EXERCISE INSTRUCTIONS:
Write out all lines holding the word "cantidad".

EXTRACTED DATA:

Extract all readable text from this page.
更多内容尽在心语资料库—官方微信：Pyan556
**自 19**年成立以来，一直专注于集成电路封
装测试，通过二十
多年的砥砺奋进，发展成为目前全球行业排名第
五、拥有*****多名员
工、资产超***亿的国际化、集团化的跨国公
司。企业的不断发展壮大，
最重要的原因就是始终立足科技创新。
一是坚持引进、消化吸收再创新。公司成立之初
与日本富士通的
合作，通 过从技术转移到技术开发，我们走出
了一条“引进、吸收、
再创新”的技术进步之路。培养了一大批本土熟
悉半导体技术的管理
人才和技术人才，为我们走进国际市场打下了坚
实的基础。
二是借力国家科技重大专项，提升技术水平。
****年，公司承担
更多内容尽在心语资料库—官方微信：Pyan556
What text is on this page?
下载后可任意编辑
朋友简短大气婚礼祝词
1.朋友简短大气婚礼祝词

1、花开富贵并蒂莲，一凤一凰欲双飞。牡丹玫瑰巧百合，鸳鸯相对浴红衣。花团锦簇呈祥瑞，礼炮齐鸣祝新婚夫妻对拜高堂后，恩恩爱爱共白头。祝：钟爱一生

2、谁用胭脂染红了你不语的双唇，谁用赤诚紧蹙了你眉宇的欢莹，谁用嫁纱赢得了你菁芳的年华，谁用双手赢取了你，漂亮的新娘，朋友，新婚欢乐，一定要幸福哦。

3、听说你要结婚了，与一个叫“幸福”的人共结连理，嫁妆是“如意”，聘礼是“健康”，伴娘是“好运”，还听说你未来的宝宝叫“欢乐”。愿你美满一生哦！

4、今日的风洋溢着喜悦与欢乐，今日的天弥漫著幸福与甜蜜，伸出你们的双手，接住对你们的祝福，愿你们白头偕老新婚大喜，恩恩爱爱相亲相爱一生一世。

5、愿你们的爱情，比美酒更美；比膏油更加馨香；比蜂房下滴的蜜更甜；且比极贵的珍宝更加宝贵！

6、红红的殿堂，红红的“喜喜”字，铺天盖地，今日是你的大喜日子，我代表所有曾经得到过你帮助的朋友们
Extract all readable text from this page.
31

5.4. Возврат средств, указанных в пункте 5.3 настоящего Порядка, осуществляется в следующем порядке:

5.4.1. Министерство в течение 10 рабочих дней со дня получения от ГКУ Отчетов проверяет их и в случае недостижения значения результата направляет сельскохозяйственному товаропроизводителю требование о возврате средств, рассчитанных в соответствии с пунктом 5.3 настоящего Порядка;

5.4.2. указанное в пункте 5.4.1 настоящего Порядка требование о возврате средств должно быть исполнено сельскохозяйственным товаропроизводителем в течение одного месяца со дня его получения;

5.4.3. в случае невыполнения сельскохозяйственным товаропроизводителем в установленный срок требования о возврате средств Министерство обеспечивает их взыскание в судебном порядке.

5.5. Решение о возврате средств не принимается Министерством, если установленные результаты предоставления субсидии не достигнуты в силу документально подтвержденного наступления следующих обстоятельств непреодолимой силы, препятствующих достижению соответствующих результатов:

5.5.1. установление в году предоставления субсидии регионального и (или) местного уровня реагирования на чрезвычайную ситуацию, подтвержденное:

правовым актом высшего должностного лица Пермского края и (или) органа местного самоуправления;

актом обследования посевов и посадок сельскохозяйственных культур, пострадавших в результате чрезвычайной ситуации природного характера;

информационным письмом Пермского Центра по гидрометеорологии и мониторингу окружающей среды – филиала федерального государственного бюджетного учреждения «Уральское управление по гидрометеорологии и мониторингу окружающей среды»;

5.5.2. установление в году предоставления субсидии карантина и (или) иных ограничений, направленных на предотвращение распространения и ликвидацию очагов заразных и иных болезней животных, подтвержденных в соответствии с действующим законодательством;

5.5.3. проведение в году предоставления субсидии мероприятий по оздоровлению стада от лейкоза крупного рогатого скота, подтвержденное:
...
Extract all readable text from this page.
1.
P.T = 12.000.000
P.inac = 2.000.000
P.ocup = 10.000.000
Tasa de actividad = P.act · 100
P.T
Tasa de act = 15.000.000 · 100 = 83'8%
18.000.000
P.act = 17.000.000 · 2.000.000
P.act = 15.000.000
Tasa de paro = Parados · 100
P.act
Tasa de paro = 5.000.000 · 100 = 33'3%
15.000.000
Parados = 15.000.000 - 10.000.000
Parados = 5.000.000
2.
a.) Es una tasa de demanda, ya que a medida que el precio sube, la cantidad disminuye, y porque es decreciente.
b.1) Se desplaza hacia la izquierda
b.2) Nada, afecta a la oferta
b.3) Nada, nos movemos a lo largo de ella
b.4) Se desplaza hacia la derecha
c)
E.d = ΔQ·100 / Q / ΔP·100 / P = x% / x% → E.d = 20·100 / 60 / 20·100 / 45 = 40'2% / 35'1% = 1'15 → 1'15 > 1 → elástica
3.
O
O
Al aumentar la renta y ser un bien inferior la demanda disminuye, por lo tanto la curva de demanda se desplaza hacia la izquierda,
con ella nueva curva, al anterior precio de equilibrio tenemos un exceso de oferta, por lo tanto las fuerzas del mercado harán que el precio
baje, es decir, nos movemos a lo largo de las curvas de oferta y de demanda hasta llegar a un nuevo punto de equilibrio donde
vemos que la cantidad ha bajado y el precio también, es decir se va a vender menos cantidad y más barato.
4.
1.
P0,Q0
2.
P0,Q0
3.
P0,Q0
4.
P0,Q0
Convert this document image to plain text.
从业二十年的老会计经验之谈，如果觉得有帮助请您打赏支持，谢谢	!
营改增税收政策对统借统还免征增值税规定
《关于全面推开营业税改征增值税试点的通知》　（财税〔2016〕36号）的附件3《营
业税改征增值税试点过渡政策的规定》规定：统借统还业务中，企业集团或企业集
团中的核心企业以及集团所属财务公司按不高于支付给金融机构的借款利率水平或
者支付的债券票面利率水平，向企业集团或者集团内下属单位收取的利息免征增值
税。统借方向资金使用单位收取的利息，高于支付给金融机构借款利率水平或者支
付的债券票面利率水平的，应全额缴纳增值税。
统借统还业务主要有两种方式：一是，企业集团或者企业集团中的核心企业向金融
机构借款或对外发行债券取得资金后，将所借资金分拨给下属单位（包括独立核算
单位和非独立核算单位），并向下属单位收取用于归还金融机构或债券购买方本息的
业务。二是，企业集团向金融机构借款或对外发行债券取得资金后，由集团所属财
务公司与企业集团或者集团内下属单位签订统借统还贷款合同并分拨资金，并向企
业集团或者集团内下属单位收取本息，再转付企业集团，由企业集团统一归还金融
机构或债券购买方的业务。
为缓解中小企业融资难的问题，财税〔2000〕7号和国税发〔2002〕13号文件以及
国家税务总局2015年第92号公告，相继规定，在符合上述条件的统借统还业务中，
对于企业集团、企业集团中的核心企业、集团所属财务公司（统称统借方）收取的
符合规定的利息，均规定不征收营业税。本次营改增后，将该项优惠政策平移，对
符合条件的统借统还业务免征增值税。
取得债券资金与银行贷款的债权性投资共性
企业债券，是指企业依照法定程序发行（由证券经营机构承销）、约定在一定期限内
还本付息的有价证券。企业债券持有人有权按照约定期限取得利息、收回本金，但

WORKED ANSWER:
a.) Es una tasa de demanda, ya que a medida que el precio sube, la cantidad disminuye, y porque es decreciente.
vemos que la cantidad ha bajado y el precio también, es decir se va a vender menos cantidad y más barato.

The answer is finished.